-- Exercise directions --
Rewrite the records below with every "pixel-grid" substituted by "pixel-matrix", keeping all other text the same.

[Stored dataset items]
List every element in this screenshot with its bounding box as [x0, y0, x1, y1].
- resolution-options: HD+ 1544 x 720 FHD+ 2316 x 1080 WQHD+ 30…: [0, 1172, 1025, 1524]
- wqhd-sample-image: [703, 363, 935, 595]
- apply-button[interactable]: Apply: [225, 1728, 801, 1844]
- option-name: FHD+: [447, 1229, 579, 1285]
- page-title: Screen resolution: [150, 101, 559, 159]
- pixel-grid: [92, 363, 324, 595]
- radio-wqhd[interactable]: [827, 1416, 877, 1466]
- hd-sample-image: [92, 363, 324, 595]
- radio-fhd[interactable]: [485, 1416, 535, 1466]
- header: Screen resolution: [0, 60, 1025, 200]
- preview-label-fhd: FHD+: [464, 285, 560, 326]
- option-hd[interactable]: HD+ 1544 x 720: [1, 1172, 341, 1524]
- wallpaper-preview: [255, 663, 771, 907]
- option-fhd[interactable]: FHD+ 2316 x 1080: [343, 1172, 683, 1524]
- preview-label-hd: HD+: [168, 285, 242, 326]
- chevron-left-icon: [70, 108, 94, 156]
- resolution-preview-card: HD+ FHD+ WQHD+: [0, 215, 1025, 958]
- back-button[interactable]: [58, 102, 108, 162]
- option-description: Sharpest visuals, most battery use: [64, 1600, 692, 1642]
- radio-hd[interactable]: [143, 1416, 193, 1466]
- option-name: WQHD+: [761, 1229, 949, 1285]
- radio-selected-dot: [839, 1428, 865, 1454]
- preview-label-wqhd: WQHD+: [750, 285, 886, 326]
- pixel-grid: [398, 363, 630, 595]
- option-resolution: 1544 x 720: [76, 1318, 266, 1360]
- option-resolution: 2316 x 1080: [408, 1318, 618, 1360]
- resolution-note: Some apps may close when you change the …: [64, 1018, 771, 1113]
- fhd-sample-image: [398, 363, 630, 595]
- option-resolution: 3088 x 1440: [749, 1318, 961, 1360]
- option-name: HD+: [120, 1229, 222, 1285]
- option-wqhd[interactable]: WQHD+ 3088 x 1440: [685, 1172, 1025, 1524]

-- Answer to the exercise --
List every element in this screenshot with its bounding box as [x0, y0, x1, y1].
- resolution-options: HD+ 1544 x 720 FHD+ 2316 x 1080 WQHD+ 30…: [0, 1172, 1025, 1524]
- wqhd-sample-image: [703, 363, 935, 595]
- apply-button[interactable]: Apply: [225, 1728, 801, 1844]
- option-name: FHD+: [447, 1229, 579, 1285]
- page-title: Screen resolution: [150, 101, 559, 159]
- pixel-matrix: [92, 363, 324, 595]
- radio-wqhd[interactable]: [827, 1416, 877, 1466]
- hd-sample-image: [92, 363, 324, 595]
- radio-fhd[interactable]: [485, 1416, 535, 1466]
- header: Screen resolution: [0, 60, 1025, 200]
- preview-label-fhd: FHD+: [464, 285, 560, 326]
- option-hd[interactable]: HD+ 1544 x 720: [1, 1172, 341, 1524]
- wallpaper-preview: [255, 663, 771, 907]
- option-fhd[interactable]: FHD+ 2316 x 1080: [343, 1172, 683, 1524]
- preview-label-hd: HD+: [168, 285, 242, 326]
- chevron-left-icon: [70, 108, 94, 156]
- resolution-preview-card: HD+ FHD+ WQHD+: [0, 215, 1025, 958]
- back-button[interactable]: [58, 102, 108, 162]
- option-description: Sharpest visuals, most battery use: [64, 1600, 692, 1642]
- radio-hd[interactable]: [143, 1416, 193, 1466]
- option-name: WQHD+: [761, 1229, 949, 1285]
- radio-selected-dot: [839, 1428, 865, 1454]
- preview-label-wqhd: WQHD+: [750, 285, 886, 326]
- pixel-matrix: [398, 363, 630, 595]
- option-resolution: 1544 x 720: [76, 1318, 266, 1360]
- option-resolution: 2316 x 1080: [408, 1318, 618, 1360]
- resolution-note: Some apps may close when you change the …: [64, 1018, 771, 1113]
- fhd-sample-image: [398, 363, 630, 595]
- option-resolution: 3088 x 1440: [749, 1318, 961, 1360]
- option-name: HD+: [120, 1229, 222, 1285]
- option-wqhd[interactable]: WQHD+ 3088 x 1440: [685, 1172, 1025, 1524]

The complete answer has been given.